# START OF Given entries

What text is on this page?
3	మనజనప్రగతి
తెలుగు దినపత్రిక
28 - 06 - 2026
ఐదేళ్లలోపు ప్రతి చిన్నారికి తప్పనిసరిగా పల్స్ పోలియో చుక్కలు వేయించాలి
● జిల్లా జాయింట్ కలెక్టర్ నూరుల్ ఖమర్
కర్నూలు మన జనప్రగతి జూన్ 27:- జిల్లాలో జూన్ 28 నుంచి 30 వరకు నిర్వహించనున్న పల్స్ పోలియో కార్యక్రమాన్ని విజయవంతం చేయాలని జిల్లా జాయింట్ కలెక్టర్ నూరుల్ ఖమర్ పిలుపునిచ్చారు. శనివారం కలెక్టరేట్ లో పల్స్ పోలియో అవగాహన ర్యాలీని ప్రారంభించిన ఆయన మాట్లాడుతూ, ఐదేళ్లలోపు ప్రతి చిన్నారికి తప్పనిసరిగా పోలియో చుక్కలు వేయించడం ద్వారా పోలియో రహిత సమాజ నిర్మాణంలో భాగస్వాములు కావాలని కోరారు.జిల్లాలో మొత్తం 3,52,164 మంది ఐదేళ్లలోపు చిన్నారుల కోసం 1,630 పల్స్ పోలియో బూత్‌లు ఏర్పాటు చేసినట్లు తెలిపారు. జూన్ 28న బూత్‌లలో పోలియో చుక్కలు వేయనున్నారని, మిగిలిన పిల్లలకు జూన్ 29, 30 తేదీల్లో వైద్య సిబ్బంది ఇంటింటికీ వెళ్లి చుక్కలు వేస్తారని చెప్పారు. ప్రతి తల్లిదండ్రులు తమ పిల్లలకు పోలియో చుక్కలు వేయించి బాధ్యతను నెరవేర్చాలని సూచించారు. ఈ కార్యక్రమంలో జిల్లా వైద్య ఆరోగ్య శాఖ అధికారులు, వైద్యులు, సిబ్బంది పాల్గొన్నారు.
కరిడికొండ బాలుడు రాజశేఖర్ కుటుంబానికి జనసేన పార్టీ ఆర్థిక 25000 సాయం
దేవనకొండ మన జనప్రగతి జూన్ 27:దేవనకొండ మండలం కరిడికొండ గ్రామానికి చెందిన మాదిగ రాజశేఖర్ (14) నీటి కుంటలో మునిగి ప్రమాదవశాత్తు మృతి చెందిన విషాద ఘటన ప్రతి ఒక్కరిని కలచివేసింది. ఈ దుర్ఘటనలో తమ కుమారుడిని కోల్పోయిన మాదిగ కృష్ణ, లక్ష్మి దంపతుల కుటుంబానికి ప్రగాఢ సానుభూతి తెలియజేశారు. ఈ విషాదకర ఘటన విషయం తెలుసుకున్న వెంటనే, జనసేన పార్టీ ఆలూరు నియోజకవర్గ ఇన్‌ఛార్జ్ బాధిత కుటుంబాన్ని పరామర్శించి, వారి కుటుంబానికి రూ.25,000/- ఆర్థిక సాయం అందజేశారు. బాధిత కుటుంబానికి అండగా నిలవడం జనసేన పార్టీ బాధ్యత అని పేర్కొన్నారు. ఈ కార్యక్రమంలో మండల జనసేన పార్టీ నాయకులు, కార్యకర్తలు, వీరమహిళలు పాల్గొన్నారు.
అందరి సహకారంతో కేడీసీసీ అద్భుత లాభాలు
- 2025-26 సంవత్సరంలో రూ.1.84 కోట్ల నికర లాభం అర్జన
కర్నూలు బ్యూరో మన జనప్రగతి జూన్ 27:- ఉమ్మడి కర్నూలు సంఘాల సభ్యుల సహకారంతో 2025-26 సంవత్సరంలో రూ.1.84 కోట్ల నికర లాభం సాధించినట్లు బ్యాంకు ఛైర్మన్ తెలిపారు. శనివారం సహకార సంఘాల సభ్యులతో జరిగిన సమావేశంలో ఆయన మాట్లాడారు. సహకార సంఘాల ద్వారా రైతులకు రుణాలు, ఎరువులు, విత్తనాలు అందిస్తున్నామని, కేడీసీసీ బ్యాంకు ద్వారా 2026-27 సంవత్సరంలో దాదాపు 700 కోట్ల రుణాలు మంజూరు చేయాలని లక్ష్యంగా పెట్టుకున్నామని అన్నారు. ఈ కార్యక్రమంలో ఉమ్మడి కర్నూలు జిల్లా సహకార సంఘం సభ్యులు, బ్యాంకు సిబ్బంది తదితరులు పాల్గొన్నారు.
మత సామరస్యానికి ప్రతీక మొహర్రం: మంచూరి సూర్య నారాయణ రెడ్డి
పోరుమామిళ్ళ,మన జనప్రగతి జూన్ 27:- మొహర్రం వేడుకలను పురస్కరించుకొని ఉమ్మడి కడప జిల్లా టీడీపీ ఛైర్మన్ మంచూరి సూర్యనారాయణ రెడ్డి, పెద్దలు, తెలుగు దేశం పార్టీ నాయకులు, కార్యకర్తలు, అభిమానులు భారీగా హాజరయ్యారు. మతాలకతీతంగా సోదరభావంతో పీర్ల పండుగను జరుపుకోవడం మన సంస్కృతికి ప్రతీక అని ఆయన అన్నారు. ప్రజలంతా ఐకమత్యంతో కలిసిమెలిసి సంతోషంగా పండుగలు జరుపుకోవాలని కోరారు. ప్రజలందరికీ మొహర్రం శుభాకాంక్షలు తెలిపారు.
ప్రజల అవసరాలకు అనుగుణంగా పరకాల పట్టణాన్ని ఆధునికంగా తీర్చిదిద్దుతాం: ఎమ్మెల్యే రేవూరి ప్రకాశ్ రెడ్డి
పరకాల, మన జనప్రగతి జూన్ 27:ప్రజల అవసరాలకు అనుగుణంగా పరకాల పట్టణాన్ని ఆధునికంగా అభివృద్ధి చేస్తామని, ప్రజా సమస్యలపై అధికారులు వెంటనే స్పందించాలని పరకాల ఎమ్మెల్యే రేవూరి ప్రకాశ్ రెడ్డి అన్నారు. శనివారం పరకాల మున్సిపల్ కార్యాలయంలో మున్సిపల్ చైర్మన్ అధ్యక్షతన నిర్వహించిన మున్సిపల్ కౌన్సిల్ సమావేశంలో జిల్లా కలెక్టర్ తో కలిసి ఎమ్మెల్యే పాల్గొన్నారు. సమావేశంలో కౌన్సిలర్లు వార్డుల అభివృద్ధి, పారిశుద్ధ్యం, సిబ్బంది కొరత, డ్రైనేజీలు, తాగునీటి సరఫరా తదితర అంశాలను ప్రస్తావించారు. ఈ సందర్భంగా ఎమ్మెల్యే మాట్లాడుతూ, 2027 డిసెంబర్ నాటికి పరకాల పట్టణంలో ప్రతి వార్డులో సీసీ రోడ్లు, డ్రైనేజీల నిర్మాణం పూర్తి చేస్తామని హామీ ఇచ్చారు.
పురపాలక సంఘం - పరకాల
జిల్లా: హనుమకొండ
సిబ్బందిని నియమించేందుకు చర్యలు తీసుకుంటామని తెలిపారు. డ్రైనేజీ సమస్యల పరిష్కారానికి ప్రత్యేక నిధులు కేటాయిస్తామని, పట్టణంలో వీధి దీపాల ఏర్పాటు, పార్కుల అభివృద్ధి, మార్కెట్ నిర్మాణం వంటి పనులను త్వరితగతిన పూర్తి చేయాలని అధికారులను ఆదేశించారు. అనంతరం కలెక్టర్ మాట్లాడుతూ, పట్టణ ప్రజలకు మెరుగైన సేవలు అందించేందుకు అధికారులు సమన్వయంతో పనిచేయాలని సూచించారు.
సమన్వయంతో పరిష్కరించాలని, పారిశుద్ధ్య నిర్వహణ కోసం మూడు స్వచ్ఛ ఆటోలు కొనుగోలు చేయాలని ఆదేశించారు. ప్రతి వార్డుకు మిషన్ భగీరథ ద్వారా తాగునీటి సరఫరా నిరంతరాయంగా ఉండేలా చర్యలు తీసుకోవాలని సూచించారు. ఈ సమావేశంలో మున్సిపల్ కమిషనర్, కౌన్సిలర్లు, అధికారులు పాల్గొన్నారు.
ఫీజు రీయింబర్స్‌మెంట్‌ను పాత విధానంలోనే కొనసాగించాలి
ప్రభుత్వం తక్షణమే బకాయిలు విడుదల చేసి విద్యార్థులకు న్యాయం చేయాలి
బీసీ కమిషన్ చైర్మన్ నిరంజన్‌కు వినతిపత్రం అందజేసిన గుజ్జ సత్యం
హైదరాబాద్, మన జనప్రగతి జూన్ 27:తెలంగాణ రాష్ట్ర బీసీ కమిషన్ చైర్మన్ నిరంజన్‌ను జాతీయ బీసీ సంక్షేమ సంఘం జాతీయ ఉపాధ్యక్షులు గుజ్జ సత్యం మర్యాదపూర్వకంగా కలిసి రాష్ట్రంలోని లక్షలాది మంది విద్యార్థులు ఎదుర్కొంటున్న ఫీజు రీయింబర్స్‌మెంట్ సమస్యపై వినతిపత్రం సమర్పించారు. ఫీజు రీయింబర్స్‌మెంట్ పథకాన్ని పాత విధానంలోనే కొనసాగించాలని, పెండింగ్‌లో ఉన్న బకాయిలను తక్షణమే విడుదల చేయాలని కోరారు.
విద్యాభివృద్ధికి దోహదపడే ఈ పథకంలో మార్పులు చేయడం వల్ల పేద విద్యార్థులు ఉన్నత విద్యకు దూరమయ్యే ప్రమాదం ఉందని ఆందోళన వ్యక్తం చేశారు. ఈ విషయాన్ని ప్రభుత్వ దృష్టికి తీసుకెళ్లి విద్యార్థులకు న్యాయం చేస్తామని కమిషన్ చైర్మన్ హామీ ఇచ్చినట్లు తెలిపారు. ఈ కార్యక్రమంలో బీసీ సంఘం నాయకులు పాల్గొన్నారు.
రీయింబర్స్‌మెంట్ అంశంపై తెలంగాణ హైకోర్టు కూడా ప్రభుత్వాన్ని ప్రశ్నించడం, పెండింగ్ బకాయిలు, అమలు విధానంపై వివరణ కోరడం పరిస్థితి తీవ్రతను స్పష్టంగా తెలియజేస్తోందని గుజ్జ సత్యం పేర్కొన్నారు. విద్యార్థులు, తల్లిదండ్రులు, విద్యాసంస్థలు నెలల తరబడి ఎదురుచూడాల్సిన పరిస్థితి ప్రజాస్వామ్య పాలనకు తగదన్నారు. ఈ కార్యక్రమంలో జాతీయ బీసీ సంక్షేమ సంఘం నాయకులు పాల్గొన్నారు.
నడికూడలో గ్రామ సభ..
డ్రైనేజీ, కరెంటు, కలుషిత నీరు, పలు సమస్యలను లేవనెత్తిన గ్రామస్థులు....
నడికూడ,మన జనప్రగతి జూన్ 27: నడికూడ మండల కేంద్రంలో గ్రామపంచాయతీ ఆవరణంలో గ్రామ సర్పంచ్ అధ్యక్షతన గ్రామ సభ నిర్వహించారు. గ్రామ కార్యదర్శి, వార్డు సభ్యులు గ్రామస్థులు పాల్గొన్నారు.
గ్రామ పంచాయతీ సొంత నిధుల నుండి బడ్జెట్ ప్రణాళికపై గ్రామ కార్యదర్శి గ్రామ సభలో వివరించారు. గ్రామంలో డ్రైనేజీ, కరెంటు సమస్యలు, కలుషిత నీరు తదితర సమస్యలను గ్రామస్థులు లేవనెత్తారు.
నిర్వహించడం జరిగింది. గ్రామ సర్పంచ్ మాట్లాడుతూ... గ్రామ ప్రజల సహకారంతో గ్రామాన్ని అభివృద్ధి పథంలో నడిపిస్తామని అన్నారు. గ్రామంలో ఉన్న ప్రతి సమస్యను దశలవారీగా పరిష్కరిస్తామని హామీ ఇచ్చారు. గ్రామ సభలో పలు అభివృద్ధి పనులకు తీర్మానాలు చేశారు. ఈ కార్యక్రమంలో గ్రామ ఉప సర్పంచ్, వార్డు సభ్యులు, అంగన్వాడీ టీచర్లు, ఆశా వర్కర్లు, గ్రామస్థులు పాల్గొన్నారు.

# END OF Given entries

Copy all lines from the material that include "అవసర".

Task answer:
ప్రజల అవసరాలకు అనుగుణంగా పరకాల పట్టణాన్ని ఆధునికంగా తీర్చిదిద్దుతాం: ఎమ్మెల్యే రేవూరి ప్రకాశ్ రెడ్డి
పరకాల, మన జనప్రగతి జూన్ 27:ప్రజల అవసరాలకు అనుగుణంగా పరకాల పట్టణాన్ని ఆధునికంగా అభివృద్ధి చేస్తామని, ప్రజా సమస్యలపై అధికారులు వెంటనే స్పందించాలని పరకాల ఎమ్మెల్యే రేవూరి ప్రకాశ్ రెడ్డి అన్నారు. శనివారం పరకాల మున్సిపల్ కార్యాలయంలో మున్సిపల్ చైర్మన్ అధ్యక్షతన నిర్వహించిన మున్సిపల్ కౌన్సిల్ సమావేశంలో జిల్లా కలెక్టర్ తో కలిసి ఎమ్మెల్యే పాల్గొన్నారు. సమావేశంలో కౌన్సిలర్లు వార్డుల అభివృద్ధి, పారిశుద్ధ్యం, సిబ్బంది కొరత, డ్రైనేజీలు, తాగునీటి సరఫరా తదితర అంశాలను ప్రస్తావించారు. ఈ సందర్భంగా ఎమ్మెల్యే మాట్లాడుతూ, 2027 డిసెంబర్ నాటికి పరకాల పట్టణంలో ప్రతి వార్డులో సీసీ రోడ్లు, డ్రైనేజీల నిర్మాణం పూర్తి చేస్తామని హామీ ఇచ్చారు.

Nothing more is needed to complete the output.